• [Aim of the task]: Copy each line containing the word "credits" from the records that follow, please.

[Source records]
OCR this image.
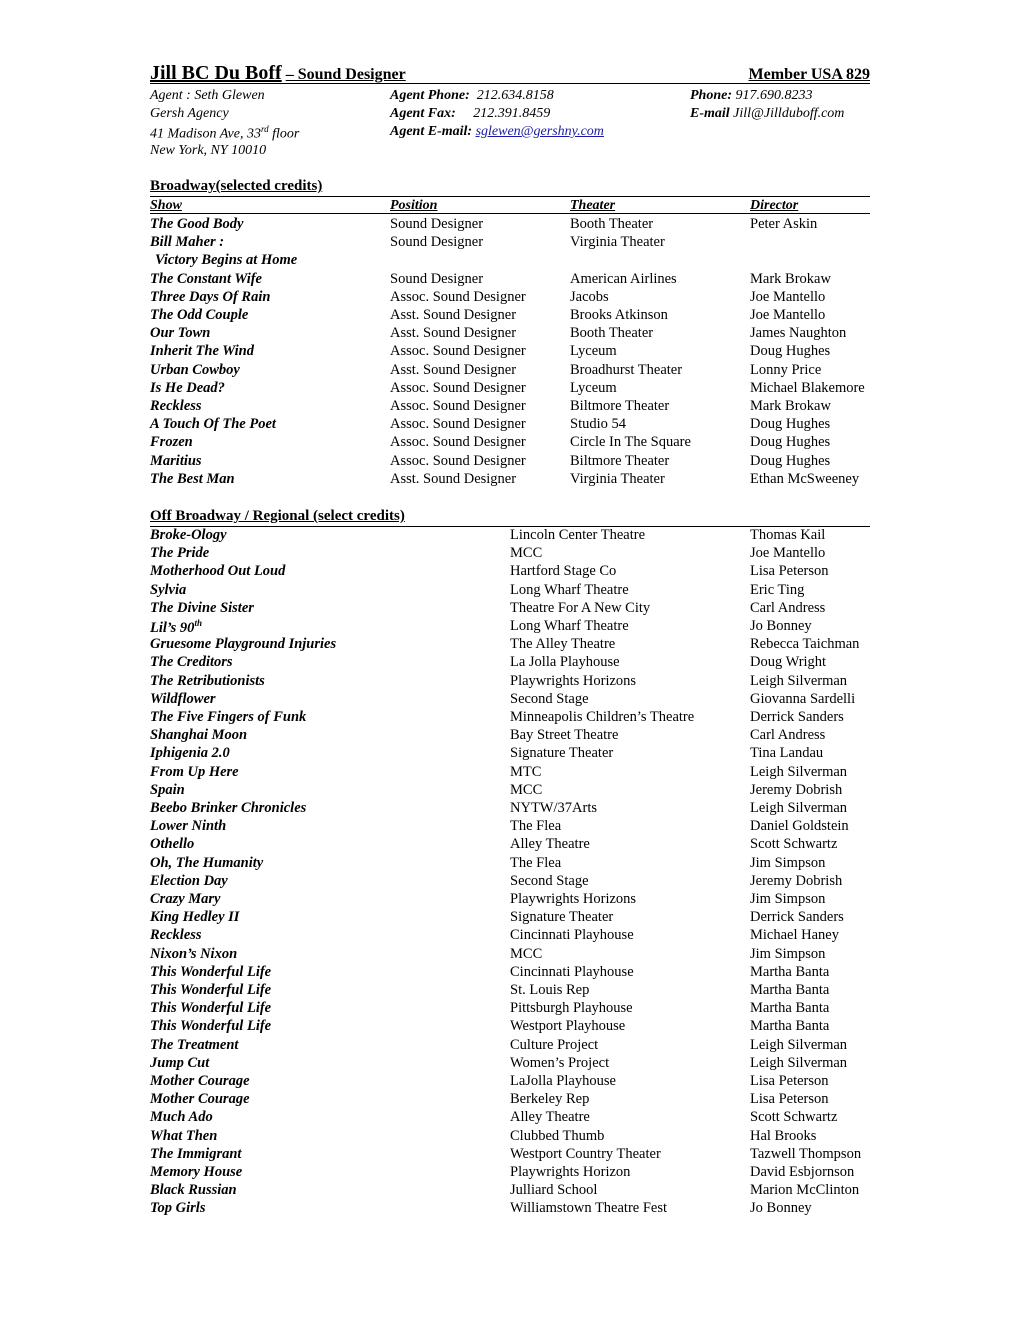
Jill BC Du Boff – Sound Designer	Member USA 829
Agent : Seth Glewen
Gersh Agency
41 Madison Ave, 33rd floor
New York, NY 10010
Agent Phone: 212.634.8158
Agent Fax: 212.391.8459
Agent E-mail: sglewen@gershny.com
Phone: 917.690.8233
E-mail Jill@Jillduboff.com
Broadway(selected credits)
Show	Position	Theater	Director
The Good Body	Sound Designer	Booth Theater	Peter Askin
Bill Maher :	Sound Designer	Virginia Theater
Victory Begins at Home
The Constant Wife	Sound Designer	American Airlines	Mark Brokaw
Three Days Of Rain	Assoc. Sound Designer	Jacobs	Joe Mantello
The Odd Couple	Asst. Sound Designer	Brooks Atkinson	Joe Mantello
Our Town	Asst. Sound Designer	Booth Theater	James Naughton
Inherit The Wind	Assoc. Sound Designer	Lyceum	Doug Hughes
Urban Cowboy	Asst. Sound Designer	Broadhurst Theater	Lonny Price
Is He Dead?	Assoc. Sound Designer	Lyceum	Michael Blakemore
Reckless	Assoc. Sound Designer	Biltmore Theater	Mark Brokaw
A Touch Of The Poet	Assoc. Sound Designer	Studio 54	Doug Hughes
Frozen	Assoc. Sound Designer	Circle In The Square	Doug Hughes
Maritius	Assoc. Sound Designer	Biltmore Theater	Doug Hughes
The Best Man	Asst. Sound Designer	Virginia Theater	Ethan McSweeney
Off Broadway / Regional (select credits)
Broke-Ology	Lincoln Center Theatre	Thomas Kail
The Pride	MCC	Joe Mantello
Motherhood Out Loud	Hartford Stage Co	Lisa Peterson
Sylvia	Long Wharf Theatre	Eric Ting
The Divine Sister	Theatre For A New City	Carl Andress
Lil’s 90th	Long Wharf Theatre	Jo Bonney
Gruesome Playground Injuries	The Alley Theatre	Rebecca Taichman
The Creditors	La Jolla Playhouse	Doug Wright
The Retributionists	Playwrights Horizons	Leigh Silverman
Wildflower	Second Stage	Giovanna Sardelli
The Five Fingers of Funk	Minneapolis Children’s Theatre	Derrick Sanders
Shanghai Moon	Bay Street Theatre	Carl Andress
Iphigenia 2.0	Signature Theater	Tina Landau
From Up Here	MTC	Leigh Silverman
Spain	MCC	Jeremy Dobrish
Beebo Brinker Chronicles	NYTW/37Arts	Leigh Silverman
Lower Ninth	The Flea	Daniel Goldstein
Othello	Alley Theatre	Scott Schwartz
Oh, The Humanity	The Flea	Jim Simpson
Election Day	Second Stage	Jeremy Dobrish
Crazy Mary	Playwrights Horizons	Jim Simpson
King Hedley II	Signature Theater	Derrick Sanders
Reckless	Cincinnati Playhouse	Michael Haney
Nixon’s Nixon	MCC	Jim Simpson
This Wonderful Life	Cincinnati Playhouse	Martha Banta
This Wonderful Life	St. Louis Rep	Martha Banta
This Wonderful Life	Pittsburgh Playhouse	Martha Banta
This Wonderful Life	Westport Playhouse	Martha Banta
The Treatment	Culture Project	Leigh Silverman
Jump Cut	Women’s Project	Leigh Silverman
Mother Courage	LaJolla Playhouse	Lisa Peterson
Mother Courage	Berkeley Rep	Lisa Peterson
Much Ado	Alley Theatre	Scott Schwartz
What Then	Clubbed Thumb	Hal Brooks
The Immigrant	Westport Country Theater	Tazwell Thompson
Memory House	Playwrights Horizon	David Esbjornson
Black Russian	Julliard School	Marion McClinton
Top Girls	Williamstown Theatre Fest	Jo Bonney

• [Finished exercise]:
Broadway(selected credits)
Off Broadway / Regional (select credits)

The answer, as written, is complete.